====== Supplied information ======

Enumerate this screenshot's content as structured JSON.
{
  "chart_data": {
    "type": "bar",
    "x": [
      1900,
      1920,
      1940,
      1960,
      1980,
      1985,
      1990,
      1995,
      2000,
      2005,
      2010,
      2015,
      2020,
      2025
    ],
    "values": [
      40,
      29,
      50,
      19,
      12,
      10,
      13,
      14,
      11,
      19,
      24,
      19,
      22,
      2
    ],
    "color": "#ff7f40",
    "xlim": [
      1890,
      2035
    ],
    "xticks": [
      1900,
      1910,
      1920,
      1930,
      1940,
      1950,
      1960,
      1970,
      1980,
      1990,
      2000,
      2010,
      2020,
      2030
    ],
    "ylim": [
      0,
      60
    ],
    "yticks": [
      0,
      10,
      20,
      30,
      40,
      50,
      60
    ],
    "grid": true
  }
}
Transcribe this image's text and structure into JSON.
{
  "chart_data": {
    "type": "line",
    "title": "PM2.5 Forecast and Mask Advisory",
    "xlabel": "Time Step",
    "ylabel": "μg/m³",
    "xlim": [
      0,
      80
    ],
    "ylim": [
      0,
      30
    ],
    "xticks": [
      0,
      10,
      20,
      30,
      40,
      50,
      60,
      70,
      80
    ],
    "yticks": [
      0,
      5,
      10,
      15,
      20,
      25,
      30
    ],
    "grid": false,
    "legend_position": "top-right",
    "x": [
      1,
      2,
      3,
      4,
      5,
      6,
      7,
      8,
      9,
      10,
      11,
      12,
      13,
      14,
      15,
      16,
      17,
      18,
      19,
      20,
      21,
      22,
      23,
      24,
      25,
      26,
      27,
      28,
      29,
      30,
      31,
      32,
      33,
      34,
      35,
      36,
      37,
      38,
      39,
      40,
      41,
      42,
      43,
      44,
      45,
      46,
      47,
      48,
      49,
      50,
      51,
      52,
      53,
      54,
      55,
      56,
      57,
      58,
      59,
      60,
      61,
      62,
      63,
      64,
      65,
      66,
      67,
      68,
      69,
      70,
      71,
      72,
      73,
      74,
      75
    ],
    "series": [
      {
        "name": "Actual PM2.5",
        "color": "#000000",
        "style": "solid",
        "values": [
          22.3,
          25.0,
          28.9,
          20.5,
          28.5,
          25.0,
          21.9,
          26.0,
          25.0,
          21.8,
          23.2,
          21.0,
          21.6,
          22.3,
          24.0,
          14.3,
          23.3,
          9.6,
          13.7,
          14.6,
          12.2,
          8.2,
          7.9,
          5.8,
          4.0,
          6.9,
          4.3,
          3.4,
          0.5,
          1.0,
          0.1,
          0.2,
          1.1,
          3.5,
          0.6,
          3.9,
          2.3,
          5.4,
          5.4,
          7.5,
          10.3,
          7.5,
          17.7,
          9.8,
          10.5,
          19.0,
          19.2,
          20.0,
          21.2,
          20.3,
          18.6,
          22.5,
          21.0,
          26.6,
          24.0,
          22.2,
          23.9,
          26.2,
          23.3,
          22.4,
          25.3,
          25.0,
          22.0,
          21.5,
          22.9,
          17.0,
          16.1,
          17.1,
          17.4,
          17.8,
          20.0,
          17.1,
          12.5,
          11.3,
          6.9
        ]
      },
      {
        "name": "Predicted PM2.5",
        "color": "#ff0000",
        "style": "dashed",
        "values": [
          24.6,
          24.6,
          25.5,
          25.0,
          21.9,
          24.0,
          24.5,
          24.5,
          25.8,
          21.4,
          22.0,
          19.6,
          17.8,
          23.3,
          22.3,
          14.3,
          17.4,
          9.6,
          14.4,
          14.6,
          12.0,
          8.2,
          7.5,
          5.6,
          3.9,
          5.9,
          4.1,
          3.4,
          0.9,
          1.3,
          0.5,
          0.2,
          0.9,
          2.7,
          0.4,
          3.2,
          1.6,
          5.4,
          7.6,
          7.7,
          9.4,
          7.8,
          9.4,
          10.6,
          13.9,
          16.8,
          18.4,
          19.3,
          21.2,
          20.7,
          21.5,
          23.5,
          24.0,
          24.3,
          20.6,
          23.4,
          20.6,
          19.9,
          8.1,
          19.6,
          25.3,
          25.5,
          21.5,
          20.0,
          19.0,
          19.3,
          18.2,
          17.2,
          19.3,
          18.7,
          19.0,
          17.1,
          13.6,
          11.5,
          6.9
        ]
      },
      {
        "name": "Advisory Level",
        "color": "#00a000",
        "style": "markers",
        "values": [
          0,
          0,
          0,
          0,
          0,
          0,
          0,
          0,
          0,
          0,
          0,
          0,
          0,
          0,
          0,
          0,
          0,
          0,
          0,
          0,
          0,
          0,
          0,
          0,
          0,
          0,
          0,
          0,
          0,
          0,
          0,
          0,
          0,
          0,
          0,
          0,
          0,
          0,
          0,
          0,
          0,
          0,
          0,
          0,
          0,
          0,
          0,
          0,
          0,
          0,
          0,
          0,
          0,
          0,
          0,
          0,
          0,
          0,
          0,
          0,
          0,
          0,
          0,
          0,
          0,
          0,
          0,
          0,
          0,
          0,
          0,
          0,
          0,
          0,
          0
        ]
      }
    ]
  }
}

======

* Direction
Each line of the material must be restated exactly.

* Solution to this task
Enumerate this screenshot's content as structured JSON.
{
  "chart_data": {
    "type": "bar",
    "x": [
      1900,
      1920,
      1940,
      1960,
      1980,
      1985,
      1990,
      1995,
      2000,
      2005,
      2010,
      2015,
      2020,
      2025
    ],
    "values": [
      40,
      29,
      50,
      19,
      12,
      10,
      13,
      14,
      11,
      19,
      24,
      19,
      22,
      2
    ],
    "color": "#ff7f40",
    "xlim": [
      1890,
      2035
    ],
    "xticks": [
      1900,
      1910,
      1920,
      1930,
      1940,
      1950,
      1960,
      1970,
      1980,
      1990,
      2000,
      2010,
      2020,
      2030
    ],
    "ylim": [
      0,
      60
    ],
    "yticks": [
      0,
      10,
      20,
      30,
      40,
      50,
      60
    ],
    "grid": true
  }
}
Transcribe this image's text and structure into JSON.
{
  "chart_data": {
    "type": "line",
    "title": "PM2.5 Forecast and Mask Advisory",
    "xlabel": "Time Step",
    "ylabel": "μg/m³",
    "xlim": [
      0,
      80
    ],
    "ylim": [
      0,
      30
    ],
    "xticks": [
      0,
      10,
      20,
      30,
      40,
      50,
      60,
      70,
      80
    ],
    "yticks": [
      0,
      5,
      10,
      15,
      20,
      25,
      30
    ],
    "grid": false,
    "legend_position": "top-right",
    "x": [
      1,
      2,
      3,
      4,
      5,
      6,
      7,
      8,
      9,
      10,
      11,
      12,
      13,
      14,
      15,
      16,
      17,
      18,
      19,
      20,
      21,
      22,
      23,
      24,
      25,
      26,
      27,
      28,
      29,
      30,
      31,
      32,
      33,
      34,
      35,
      36,
      37,
      38,
      39,
      40,
      41,
      42,
      43,
      44,
      45,
      46,
      47,
      48,
      49,
      50,
      51,
      52,
      53,
      54,
      55,
      56,
      57,
      58,
      59,
      60,
      61,
      62,
      63,
      64,
      65,
      66,
      67,
      68,
      69,
      70,
      71,
      72,
      73,
      74,
      75
    ],
    "series": [
      {
        "name": "Actual PM2.5",
        "color": "#000000",
        "style": "solid",
        "values": [
          22.3,
          25.0,
          28.9,
          20.5,
          28.5,
          25.0,
          21.9,
          26.0,
          25.0,
          21.8,
          23.2,
          21.0,
          21.6,
          22.3,
          24.0,
          14.3,
          23.3,
          9.6,
          13.7,
          14.6,
          12.2,
          8.2,
          7.9,
          5.8,
          4.0,
          6.9,
          4.3,
          3.4,
          0.5,
          1.0,
          0.1,
          0.2,
          1.1,
          3.5,
          0.6,
          3.9,
          2.3,
          5.4,
          5.4,
          7.5,
          10.3,
          7.5,
          17.7,
          9.8,
          10.5,
          19.0,
          19.2,
          20.0,
          21.2,
          20.3,
          18.6,
          22.5,
          21.0,
          26.6,
          24.0,
          22.2,
          23.9,
          26.2,
          23.3,
          22.4,
          25.3,
          25.0,
          22.0,
          21.5,
          22.9,
          17.0,
          16.1,
          17.1,
          17.4,
          17.8,
          20.0,
          17.1,
          12.5,
          11.3,
          6.9
        ]
      },
      {
        "name": "Predicted PM2.5",
        "color": "#ff0000",
        "style": "dashed",
        "values": [
          24.6,
          24.6,
          25.5,
          25.0,
          21.9,
          24.0,
          24.5,
          24.5,
          25.8,
          21.4,
          22.0,
          19.6,
          17.8,
          23.3,
          22.3,
          14.3,
          17.4,
          9.6,
          14.4,
          14.6,
          12.0,
          8.2,
          7.5,
          5.6,
          3.9,
          5.9,
          4.1,
          3.4,
          0.9,
          1.3,
          0.5,
          0.2,
          0.9,
          2.7,
          0.4,
          3.2,
          1.6,
          5.4,
          7.6,
          7.7,
          9.4,
          7.8,
          9.4,
          10.6,
          13.9,
          16.8,
          18.4,
          19.3,
          21.2,
          20.7,
          21.5,
          23.5,
          24.0,
          24.3,
          20.6,
          23.4,
          20.6,
          19.9,
          8.1,
          19.6,
          25.3,
          25.5,
          21.5,
          20.0,
          19.0,
          19.3,
          18.2,
          17.2,
          19.3,
          18.7,
          19.0,
          17.1,
          13.6,
          11.5,
          6.9
        ]
      },
      {
        "name": "Advisory Level",
        "color": "#00a000",
        "style": "markers",
        "values": [
          0,
          0,
          0,
          0,
          0,
          0,
          0,
          0,
          0,
          0,
          0,
          0,
          0,
          0,
          0,
          0,
          0,
          0,
          0,
          0,
          0,
          0,
          0,
          0,
          0,
          0,
          0,
          0,
          0,
          0,
          0,
          0,
          0,
          0,
          0,
          0,
          0,
          0,
          0,
          0,
          0,
          0,
          0,
          0,
          0,
          0,
          0,
          0,
          0,
          0,
          0,
          0,
          0,
          0,
          0,
          0,
          0,
          0,
          0,
          0,
          0,
          0,
          0,
          0,
          0,
          0,
          0,
          0,
          0,
          0,
          0,
          0,
          0,
          0,
          0
        ]
      }
    ]
  }
}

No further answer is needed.